→ **Given information**
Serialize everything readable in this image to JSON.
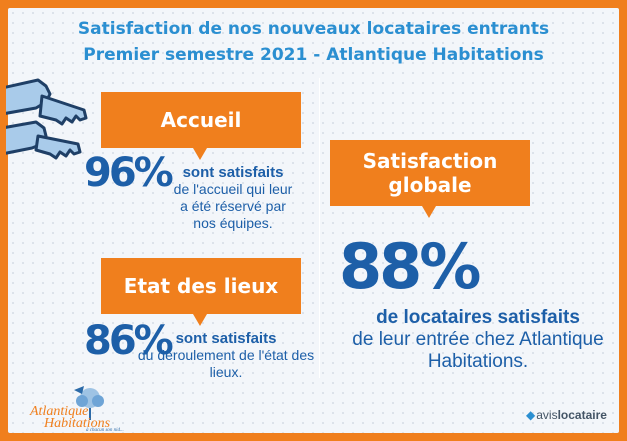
{
  "title": {
    "line1": "Satisfaction de nos nouveaux locataires entrants",
    "line2": "Premier semestre 2021 - Atlantique Habitations"
  },
  "accueil": {
    "heading": "Accueil",
    "percent": "96%",
    "bold": "sont satisfaits",
    "text": "de l'accueil qui leur a été réservé par nos équipes."
  },
  "etat": {
    "heading": "Etat des lieux",
    "percent": "86%",
    "bold": "sont satisfaits",
    "text": "du déroulement de l'état des lieux."
  },
  "globale": {
    "heading_line1": "Satisfaction",
    "heading_line2": "globale",
    "percent": "88%",
    "bold": "de locataires satisfaits",
    "text": "de leur entrée chez Atlantique Habitations."
  },
  "logo_left": {
    "line1": "Atlantique",
    "line2": "Habitations",
    "tagline": "à chacun son nid..."
  },
  "logo_right": {
    "prefix": "avis",
    "suffix": "locataire"
  },
  "colors": {
    "orange": "#f07f1d",
    "blue_title": "#2b8fd1",
    "blue_text": "#1d5fa8",
    "background": "#f3f6fa"
  }
}
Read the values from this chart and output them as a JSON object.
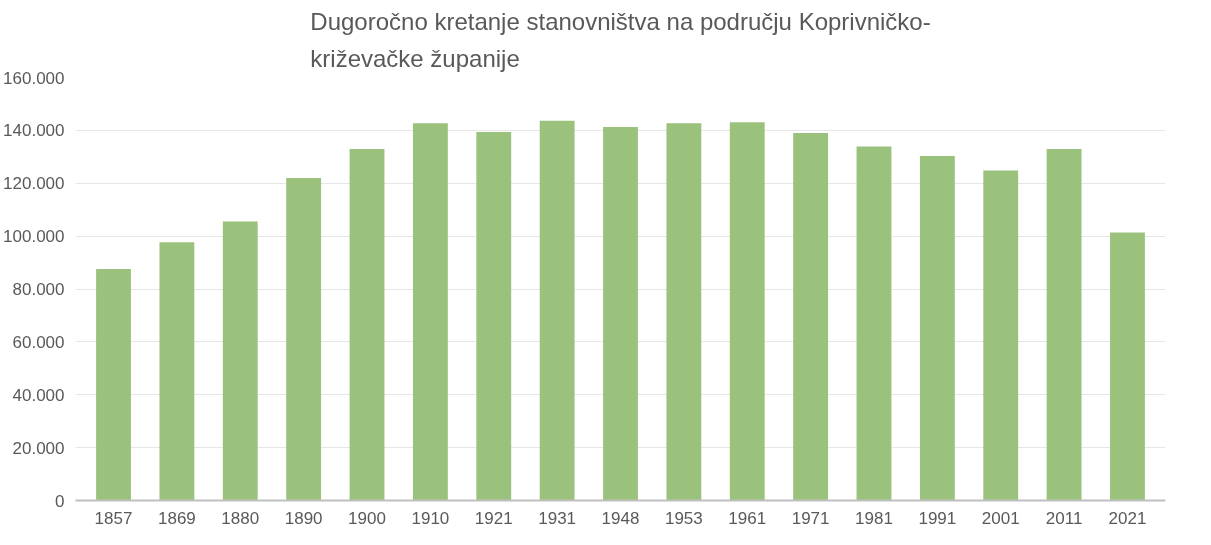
{
  "chart_data": {
    "type": "bar",
    "title": "Dugoročno kretanje stanovništva na području Koprivničko-\nkriževačke županije",
    "categories": [
      "1857",
      "1869",
      "1880",
      "1890",
      "1900",
      "1910",
      "1921",
      "1931",
      "1948",
      "1953",
      "1961",
      "1971",
      "1981",
      "1991",
      "2001",
      "2011",
      "2021"
    ],
    "values": [
      87600,
      97700,
      105500,
      122000,
      133000,
      142700,
      139400,
      143600,
      141300,
      142700,
      143100,
      139000,
      133900,
      130300,
      124800,
      133000,
      101400
    ],
    "color": "#9bc27c",
    "ylim": [
      0,
      160000
    ],
    "yticks": [
      0,
      {
        "value": 20000,
        "label": "20.000"
      },
      {
        "value": 40000,
        "label": "40.000"
      },
      {
        "value": 60000,
        "label": "60.000"
      },
      {
        "value": 80000,
        "label": "80.000"
      },
      {
        "value": 100000,
        "label": "100.000"
      },
      {
        "value": 120000,
        "label": "120.000"
      },
      {
        "value": 140000,
        "label": "140.000"
      },
      {
        "value": 160000,
        "label": "160.000"
      }
    ],
    "grid": "y"
  }
}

→ **Aim**
Give back, word for word, every line from the one holding "Read the values" through the last line of the listing. Pictures are excluded.

→ **Reply**
Read the values from this chart and output them as a JSON object.
{
  "chart_data": {
    "type": "bar",
    "title": "Dugoročno kretanje stanovništva na području Koprivničko-\nkriževačke županije",
    "categories": [
      "1857",
      "1869",
      "1880",
      "1890",
      "1900",
      "1910",
      "1921",
      "1931",
      "1948",
      "1953",
      "1961",
      "1971",
      "1981",
      "1991",
      "2001",
      "2011",
      "2021"
    ],
    "values": [
      87600,
      97700,
      105500,
      122000,
      133000,
      142700,
      139400,
      143600,
      141300,
      142700,
      143100,
      139000,
      133900,
      130300,
      124800,
      133000,
      101400
    ],
    "color": "#9bc27c",
    "ylim": [
      0,
      160000
    ],
    "yticks": [
      0,
      {
        "value": 20000,
        "label": "20.000"
      },
      {
        "value": 40000,
        "label": "40.000"
      },
      {
        "value": 60000,
        "label": "60.000"
      },
      {
        "value": 80000,
        "label": "80.000"
      },
      {
        "value": 100000,
        "label": "100.000"
      },
      {
        "value": 120000,
        "label": "120.000"
      },
      {
        "value": 140000,
        "label": "140.000"
      },
      {
        "value": 160000,
        "label": "160.000"
      }
    ],
    "grid": "y"
  }
}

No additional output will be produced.